TASK PROMPT
Give the material again in full, matching it exactly.

_ _ _ _ _

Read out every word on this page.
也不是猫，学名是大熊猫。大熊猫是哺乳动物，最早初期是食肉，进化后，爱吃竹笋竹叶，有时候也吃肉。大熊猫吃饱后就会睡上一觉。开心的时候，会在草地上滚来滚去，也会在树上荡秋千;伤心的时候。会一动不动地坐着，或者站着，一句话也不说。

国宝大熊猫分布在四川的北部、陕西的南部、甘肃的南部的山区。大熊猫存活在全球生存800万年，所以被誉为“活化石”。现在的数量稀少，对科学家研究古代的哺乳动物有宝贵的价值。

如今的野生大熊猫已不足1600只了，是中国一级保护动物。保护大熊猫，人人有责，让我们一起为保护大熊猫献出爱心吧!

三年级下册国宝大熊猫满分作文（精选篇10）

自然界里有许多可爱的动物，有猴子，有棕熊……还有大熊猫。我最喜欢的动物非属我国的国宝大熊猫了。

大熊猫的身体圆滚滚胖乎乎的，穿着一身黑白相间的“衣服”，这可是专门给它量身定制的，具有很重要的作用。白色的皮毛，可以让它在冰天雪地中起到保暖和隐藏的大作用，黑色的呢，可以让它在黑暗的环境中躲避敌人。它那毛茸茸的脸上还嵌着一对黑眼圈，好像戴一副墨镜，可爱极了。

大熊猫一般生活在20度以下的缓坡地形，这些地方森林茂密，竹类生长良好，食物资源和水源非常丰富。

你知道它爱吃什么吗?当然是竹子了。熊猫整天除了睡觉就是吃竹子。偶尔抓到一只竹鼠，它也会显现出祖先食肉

_ _ _ _ _

THE RESPONSE
Read out every word on this page.
也不是猫，学名是大熊猫。大熊猫是哺乳动物，最早初期是食肉，进化后，爱吃竹笋竹叶，有时候也吃肉。大熊猫吃饱后就会睡上一觉。开心的时候，会在草地上滚来滚去，也会在树上荡秋千;伤心的时候。会一动不动地坐着，或者站着，一句话也不说。

国宝大熊猫分布在四川的北部、陕西的南部、甘肃的南部的山区。大熊猫存活在全球生存800万年，所以被誉为“活化石”。现在的数量稀少，对科学家研究古代的哺乳动物有宝贵的价值。

如今的野生大熊猫已不足1600只了，是中国一级保护动物。保护大熊猫，人人有责，让我们一起为保护大熊猫献出爱心吧!

三年级下册国宝大熊猫满分作文（精选篇10）

自然界里有许多可爱的动物，有猴子，有棕熊……还有大熊猫。我最喜欢的动物非属我国的国宝大熊猫了。

大熊猫的身体圆滚滚胖乎乎的，穿着一身黑白相间的“衣服”，这可是专门给它量身定制的，具有很重要的作用。白色的皮毛，可以让它在冰天雪地中起到保暖和隐藏的大作用，黑色的呢，可以让它在黑暗的环境中躲避敌人。它那毛茸茸的脸上还嵌着一对黑眼圈，好像戴一副墨镜，可爱极了。

大熊猫一般生活在20度以下的缓坡地形，这些地方森林茂密，竹类生长良好，食物资源和水源非常丰富。

你知道它爱吃什么吗?当然是竹子了。熊猫整天除了睡觉就是吃竹子。偶尔抓到一只竹鼠，它也会显现出祖先食肉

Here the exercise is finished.